Reproduce the lines of the data verbatim, starting at the line containing "item-name: Oxygen Grease [131,551,216,566]" and ending at the line containing "item-name: Loctite [131,596,167,611]", both included.

Region and label listings
%%

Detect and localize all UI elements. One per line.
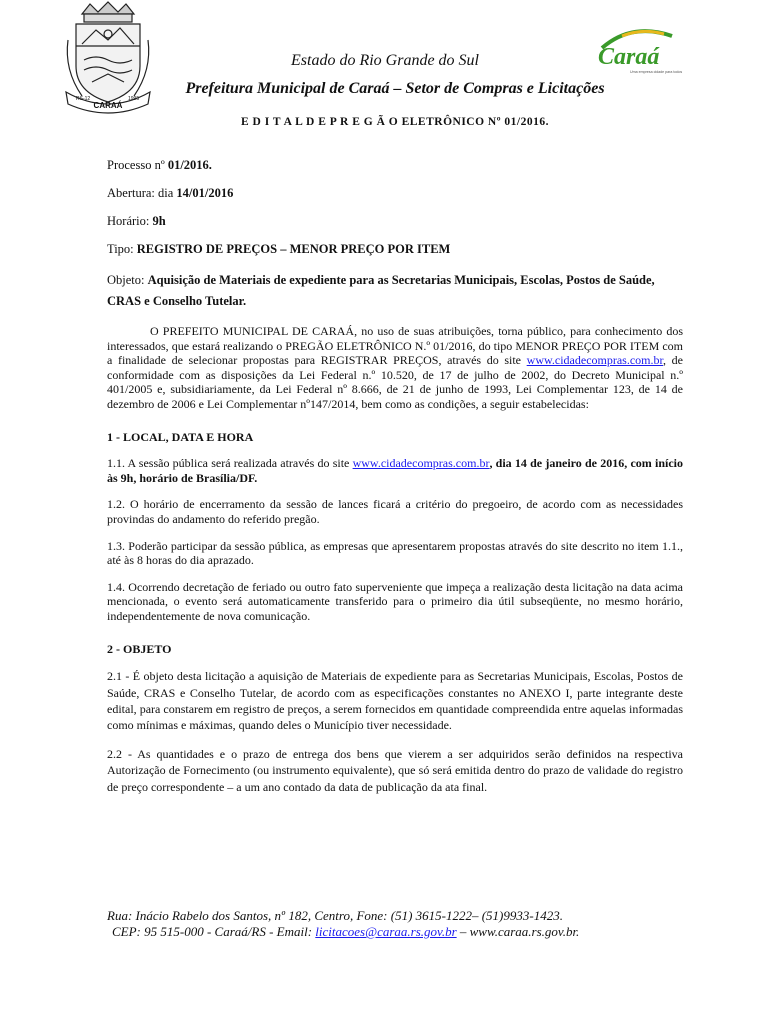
process-info [107, 158, 687, 312]
cidadecompras-link[interactable]: www.cidadecompras.com.br [526, 353, 664, 368]
page-footer [107, 908, 707, 940]
tipo-line: Tipo: REGISTRO DE PREÇOS – MENOR PREÇO POR ITEM [107, 242, 451, 256]
paragraph-1-1: 1.1. A sessão pública será realizada através do site www.cidadecompras.com.br, dia 14 de janeiro de 2016, com início às 9h, horário de Brasília/DF. [107, 456, 683, 485]
paragraph-1-3: 1.3. Poderão participar da sessão pública, as empresas que apresentarem propostas através do site descrito no item 1.1., até às 8 horas do dia aprazado. [107, 538, 683, 568]
state-name: Estado do Rio Grande do Sul [291, 52, 479, 69]
paragraph-1-2: 1.2. O horário de encerramento da sessão de lances ficará a critério do pregoeiro, de acordo com as necessidades provindas do andamento do referido pregão. [107, 497, 683, 526]
session-site-link[interactable]: www.cidadecompras.com.br [352, 456, 490, 471]
edital-title: E D I T A L D E P R E G Ã O ELETRÔNICO Nº 01/2016. [241, 116, 549, 128]
edital-body [107, 324, 683, 807]
logo-text: Caraá [598, 44, 660, 70]
footer-address: Rua: Inácio Rabelo dos Santos, nº 182, Centro, Fone: (51) 3615-1222– (51)9933-1423. [107, 908, 563, 923]
footer-contact: CEP: 95 515-000 - Caraá/RS - Email: licitacoes@caraa.rs.gov.br – www.caraa.rs.gov.br. [112, 924, 580, 939]
section-1-title: 1 - LOCAL, DATA E HORA [107, 429, 254, 444]
paragraph-2-2: 2.2 - As quantidades e o prazo de entrega dos bens que vierem a ser adquiridos serão definidos na respectiva Autorização de Fornecimento (ou instrumento equivalente), que só será emitida dentro do prazo de validade do registro de preço correspondente – a um ano contado da data de publicação da ata final. [107, 746, 683, 794]
crest-year-left: RS-12 [76, 96, 91, 102]
abertura-line: Abertura: dia 14/01/2016 [107, 186, 234, 200]
crest-banner-text: CARAÁ [93, 101, 123, 110]
objeto-line: Objeto: Aquisição de Materiais de expediente para as Secretarias Municipais, Escolas, Postos de Saúde, CRAS e Conselho Tutelar. [107, 273, 655, 308]
horario-line: Horário: 9h [107, 214, 166, 228]
crest-year-right: 1995 [128, 96, 140, 102]
logo-tagline: Uma empresa cidade para todos [630, 70, 683, 74]
section-2-title: 2 - OBJETO [107, 641, 172, 656]
paragraph-2-1: 2.1 - É objeto desta licitação a aquisição de Materiais de expediente para as Secretarias Municipais, Escolas, Postos de Saúde, CRAS e Conselho Tutelar, de acordo com as especificações constantes no ANEXO I, parte integrante deste edital, para constarem em registro de preços, a serem fornecidos em quantidade compreendida entre aquelas informadas como mínimas e máximas, quando deles o Município tiver necessidade. [107, 669, 683, 733]
paragraph-1-4: 1.4. Ocorrendo decretação de feriado ou outro fato superveniente que impeça a realização desta licitação na data acima mencionada, o evento será automaticamente transferido para o primeiro dia útil subseqüente, no mesmo horário, independentemente de nova comunicação. [107, 579, 683, 623]
prefecture-title: Prefeitura Municipal de Caraá – Setor de Compras e Licitações [185, 80, 605, 97]
intro-paragraph: O PREFEITO MUNICIPAL DE CARAÁ, no uso de suas atribuições, torna público, para conhecimento dos interessados, que estará realizando o PREGÃO ELETRÔNICO N.º 01/2016, do tipo MENOR PREÇO POR ITEM com a finalidade de selecionar propostas para REGISTRAR PREÇOS, através do site www.cidadecompras.com.br, de conformidade com as disposições da Lei Federal n.º 10.520, de 17 de julho de 2002, do Decreto Municipal n.º 401/2005 e, subsidiariamente, da Lei Federal nº 8.666, de 21 de junho de 1993, Lei Complementar 123, de 14 de dezembro de 2006 e Lei Complementar nº147/2014, bem como as condições, a seguir estabelecidas: [107, 324, 683, 411]
email-link[interactable]: licitacoes@caraa.rs.gov.br [315, 924, 457, 939]
processo-line: Processo nº 01/2016. [107, 158, 212, 172]
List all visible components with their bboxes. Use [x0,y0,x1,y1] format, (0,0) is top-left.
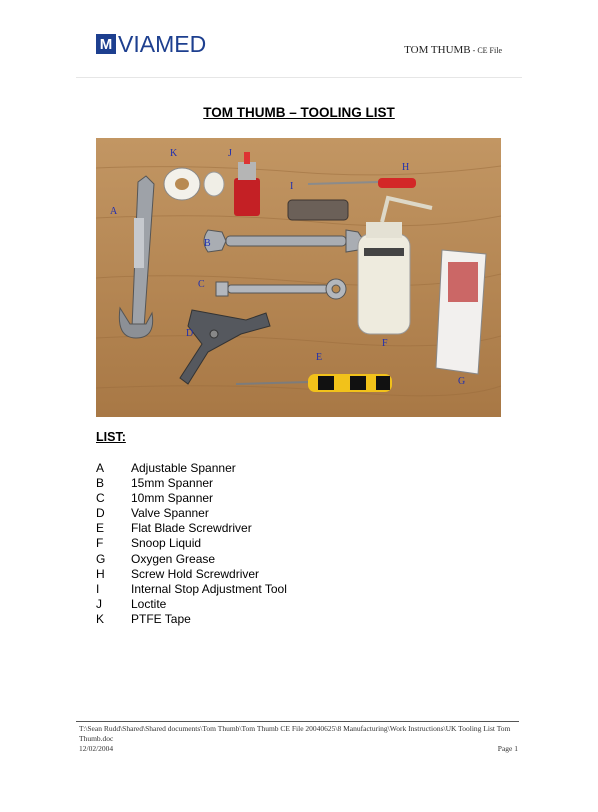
item-name: Oxygen Grease [131,551,216,566]
tools-photo [96,138,501,417]
item-name: 15mm Spanner [131,476,214,491]
list-item [96,567,287,582]
footer-divider [76,721,519,722]
photo-label-i: I [290,181,294,192]
header-doc-title: TOM THUMB [404,44,471,56]
photo-label-c: C [198,279,205,290]
list-item [96,476,287,491]
footer-page-number: Page 1 [497,744,518,753]
footer-date: 12/02/2004 [79,744,114,753]
list-item [96,552,287,567]
item-name: Adjustable Spanner [131,461,236,475]
header-divider [76,77,522,78]
photo-label-k: K [170,148,178,159]
photo-label-h: H [402,162,410,173]
tool-list [96,461,287,627]
item-letter: E [96,521,105,536]
list-item [96,461,287,476]
item-letter: D [96,506,105,521]
list-item [96,536,287,551]
list-item [96,506,287,521]
item-name: Screw Hold Screwdriver [131,566,260,581]
item-name: 10mm Spanner [131,491,214,506]
list-item [96,521,287,536]
stop-tool-shape [288,200,348,220]
item-letter: A [96,461,105,475]
logo-text: VIAMED [118,31,207,57]
header-doc-sub: - CE File [470,46,502,55]
item-letter: H [96,566,105,581]
item-name: Snoop Liquid [131,536,202,551]
viamed-logo [96,33,206,55]
photo-label-g: G [458,376,466,387]
item-letter: I [96,581,100,596]
item-name: Flat Blade Screwdriver [131,521,252,536]
ptfe-tape-shape [164,168,224,200]
photo-label-f: F [382,338,388,349]
item-letter: B [96,476,105,491]
item-name: Internal Stop Adjustment Tool [131,581,287,596]
item-name: Valve Spanner [131,506,209,521]
oxygen-grease-tube-shape [436,250,486,374]
list-item [96,612,287,627]
list-heading: LIST: [96,430,126,444]
page-title: TOM THUMB – TOOLING LIST [203,105,395,120]
photo-label-b: B [204,238,211,249]
header-doc-name [404,44,502,56]
list-item [96,597,287,612]
item-name: Loctite [131,596,167,611]
item-letter: C [96,491,105,506]
logo-mark: M [96,34,116,54]
item-letter: F [96,536,104,551]
item-name: PTFE Tape [131,611,191,626]
photo-label-d: D [186,328,194,339]
photo-label-a: A [110,206,118,217]
photo-label-j: J [228,148,232,159]
item-letter: K [96,611,105,626]
item-letter: G [96,551,106,566]
list-item [96,491,287,506]
photo-label-e: E [316,352,323,363]
list-item [96,582,287,597]
item-letter: J [96,596,102,611]
tools-photo-illustration [96,138,501,417]
footer-file-path: T:\Sean Rudd\Shared\Shared documents\Tom Thumb\Tom Thumb CE File 20040625\8 Manufacturing\Work Instructions\UK Tooling List Tom Thumb.doc [79,724,511,743]
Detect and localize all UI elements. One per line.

%%

Response for this exercise:
item-name: Oxygen Grease [131,551,216,566]
tools-photo [96,138,501,417]
item-name: 15mm Spanner [131,476,214,491]
list-item [96,567,287,582]
footer-divider [76,721,519,722]
photo-label-i: I [290,181,294,192]
header-doc-title: TOM THUMB [404,44,471,56]
photo-label-c: C [198,279,205,290]
list-item [96,476,287,491]
footer-page-number: Page 1 [497,744,518,753]
footer-date: 12/02/2004 [79,744,114,753]
list-item [96,552,287,567]
item-name: Adjustable Spanner [131,461,236,475]
header-divider [76,77,522,78]
photo-label-k: K [170,148,178,159]
photo-label-h: H [402,162,410,173]
tool-list [96,461,287,627]
item-letter: E [96,521,105,536]
list-item [96,461,287,476]
item-letter: D [96,506,105,521]
list-item [96,536,287,551]
list-item [96,506,287,521]
item-name: Screw Hold Screwdriver [131,566,260,581]
item-name: 10mm Spanner [131,491,214,506]
list-item [96,521,287,536]
stop-tool-shape [288,200,348,220]
item-letter: A [96,461,105,475]
logo-text: VIAMED [118,31,207,57]
header-doc-sub: - CE File [470,46,502,55]
item-letter: H [96,566,105,581]
item-name: Snoop Liquid [131,536,202,551]
viamed-logo [96,33,206,55]
photo-label-g: G [458,376,466,387]
item-letter: I [96,581,100,596]
item-name: Flat Blade Screwdriver [131,521,252,536]
ptfe-tape-shape [164,168,224,200]
photo-label-f: F [382,338,388,349]
item-letter: B [96,476,105,491]
item-name: Internal Stop Adjustment Tool [131,581,287,596]
item-name: Valve Spanner [131,506,209,521]
oxygen-grease-tube-shape [436,250,486,374]
list-item [96,612,287,627]
list-heading: LIST: [96,430,126,444]
page-title: TOM THUMB – TOOLING LIST [203,105,395,120]
photo-label-b: B [204,238,211,249]
header-doc-name [404,44,502,56]
list-item [96,597,287,612]
item-name: Loctite [131,596,167,611]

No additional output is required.